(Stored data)
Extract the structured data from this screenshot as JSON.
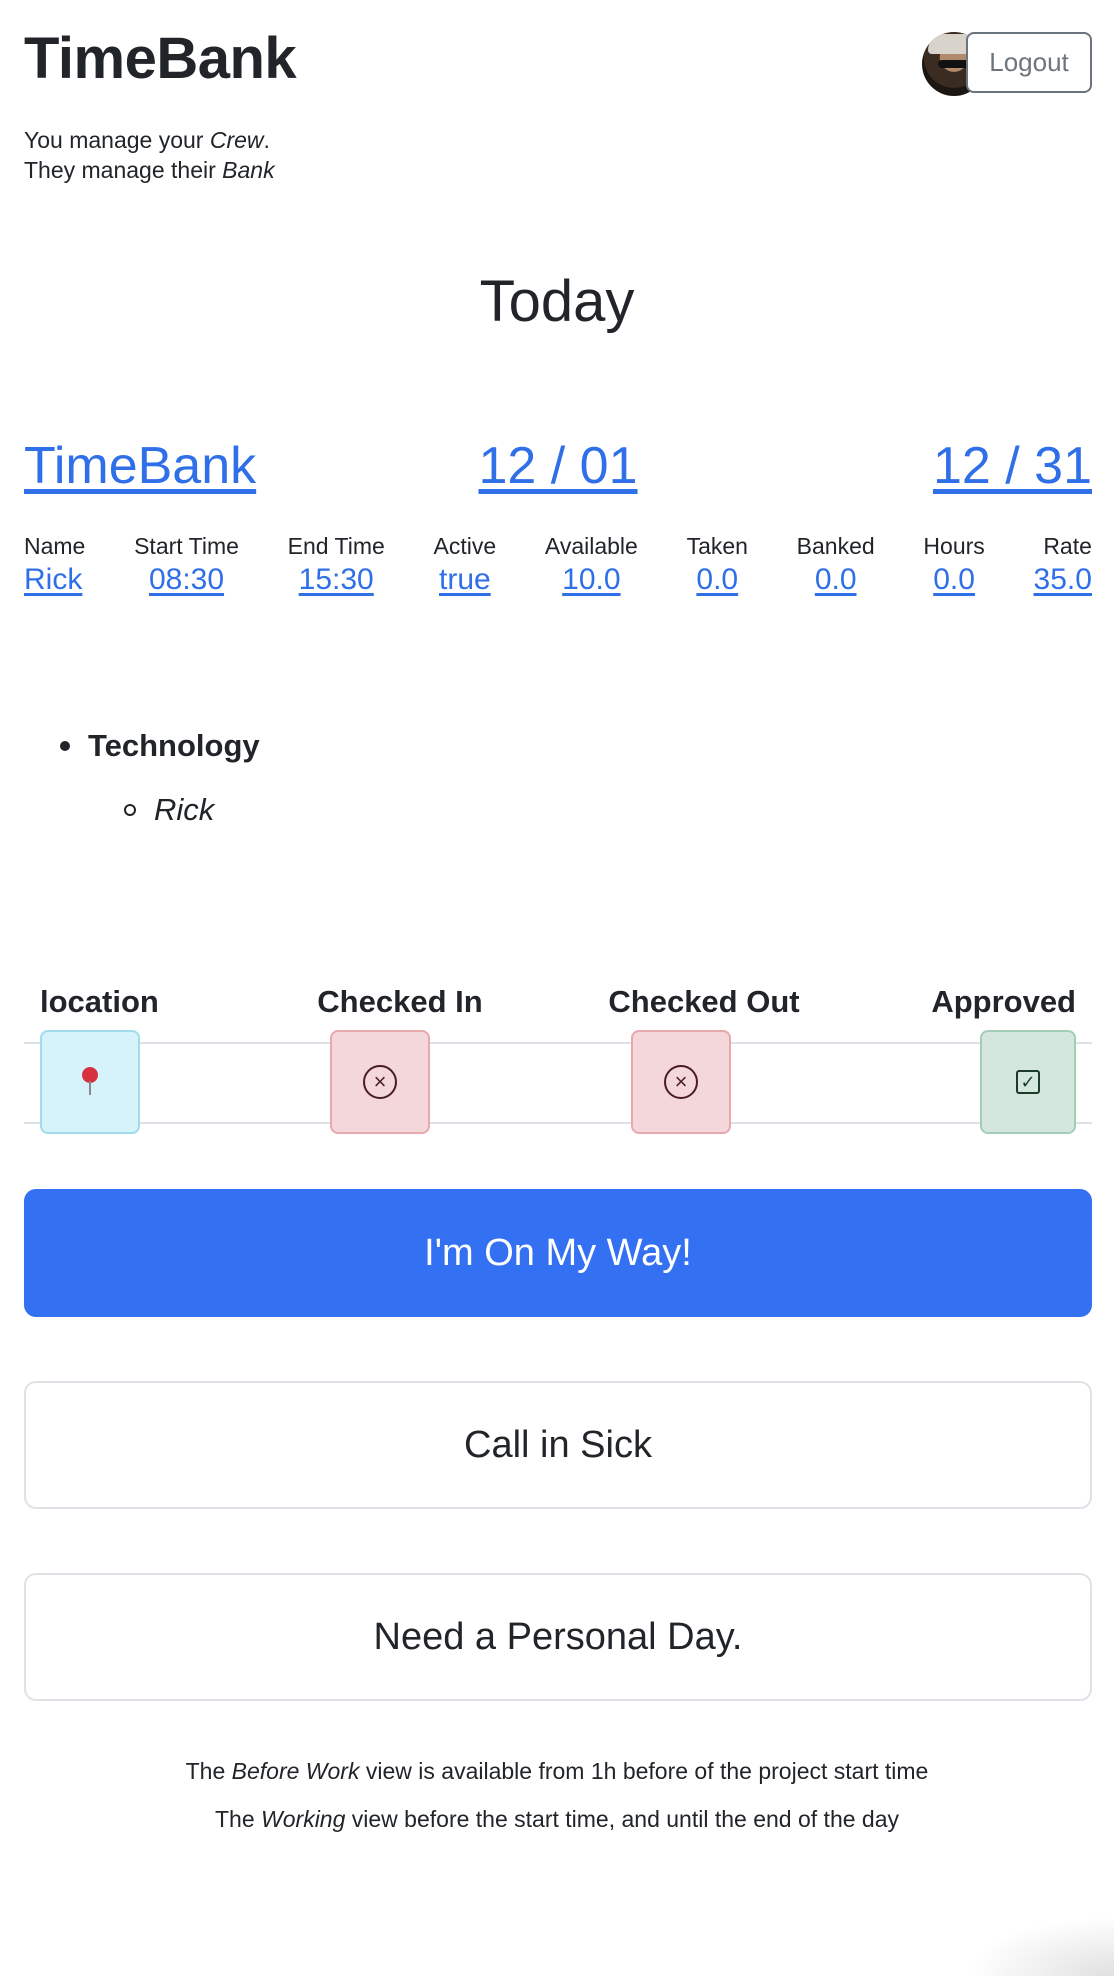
{
  "header": {
    "brand": "TimeBank",
    "tagline_line1_pre": "You manage your ",
    "tagline_line1_em": "Crew",
    "tagline_line1_post": ".",
    "tagline_line2_pre": "They manage their ",
    "tagline_line2_em": "Bank",
    "logout_label": "Logout"
  },
  "page_title": "Today",
  "period": {
    "brand_link": "TimeBank",
    "start": "12 / 01",
    "end": "12 / 31"
  },
  "stats": [
    {
      "label": "Name",
      "value": "Rick"
    },
    {
      "label": "Start Time",
      "value": "08:30"
    },
    {
      "label": "End Time",
      "value": "15:30"
    },
    {
      "label": "Active",
      "value": "true"
    },
    {
      "label": "Available",
      "value": "10.0"
    },
    {
      "label": "Taken",
      "value": "0.0"
    },
    {
      "label": "Banked",
      "value": "0.0"
    },
    {
      "label": "Hours",
      "value": "0.0"
    },
    {
      "label": "Rate",
      "value": "35.0"
    }
  ],
  "teams": [
    {
      "name": "Technology",
      "members": [
        "Rick"
      ]
    }
  ],
  "status": {
    "headers": [
      "location",
      "Checked In",
      "Checked Out",
      "Approved"
    ],
    "icons": [
      "map-pin-icon",
      "x-circle-icon",
      "x-circle-icon",
      "check-square-icon"
    ],
    "checked_in": false,
    "checked_out": false,
    "approved": true
  },
  "actions": {
    "on_my_way": "I'm On My Way!",
    "call_in_sick": "Call in Sick",
    "personal_day": "Need a Personal Day."
  },
  "notes": {
    "line1_pre": "The ",
    "line1_em": "Before Work",
    "line1_post": " view is available from 1h before of the project start time",
    "line2_pre": "The ",
    "line2_em": "Working",
    "line2_post": " view before the start time, and until the end of the day"
  },
  "colors": {
    "link": "#2f6fe8",
    "primary": "#3370f2",
    "info_bg": "#d6f3fb",
    "danger_bg": "#f4d7da",
    "success_bg": "#d3e7dd"
  }
}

## Directive
Your task is an exact transcription of all the data, minus the pictures.

## Complete output
Extract the structured data from this screenshot as JSON.
{
  "header": {
    "brand": "TimeBank",
    "tagline_line1_pre": "You manage your ",
    "tagline_line1_em": "Crew",
    "tagline_line1_post": ".",
    "tagline_line2_pre": "They manage their ",
    "tagline_line2_em": "Bank",
    "logout_label": "Logout"
  },
  "page_title": "Today",
  "period": {
    "brand_link": "TimeBank",
    "start": "12 / 01",
    "end": "12 / 31"
  },
  "stats": [
    {
      "label": "Name",
      "value": "Rick"
    },
    {
      "label": "Start Time",
      "value": "08:30"
    },
    {
      "label": "End Time",
      "value": "15:30"
    },
    {
      "label": "Active",
      "value": "true"
    },
    {
      "label": "Available",
      "value": "10.0"
    },
    {
      "label": "Taken",
      "value": "0.0"
    },
    {
      "label": "Banked",
      "value": "0.0"
    },
    {
      "label": "Hours",
      "value": "0.0"
    },
    {
      "label": "Rate",
      "value": "35.0"
    }
  ],
  "teams": [
    {
      "name": "Technology",
      "members": [
        "Rick"
      ]
    }
  ],
  "status": {
    "headers": [
      "location",
      "Checked In",
      "Checked Out",
      "Approved"
    ],
    "icons": [
      "map-pin-icon",
      "x-circle-icon",
      "x-circle-icon",
      "check-square-icon"
    ],
    "checked_in": false,
    "checked_out": false,
    "approved": true
  },
  "actions": {
    "on_my_way": "I'm On My Way!",
    "call_in_sick": "Call in Sick",
    "personal_day": "Need a Personal Day."
  },
  "notes": {
    "line1_pre": "The ",
    "line1_em": "Before Work",
    "line1_post": " view is available from 1h before of the project start time",
    "line2_pre": "The ",
    "line2_em": "Working",
    "line2_post": " view before the start time, and until the end of the day"
  },
  "colors": {
    "link": "#2f6fe8",
    "primary": "#3370f2",
    "info_bg": "#d6f3fb",
    "danger_bg": "#f4d7da",
    "success_bg": "#d3e7dd"
  }
}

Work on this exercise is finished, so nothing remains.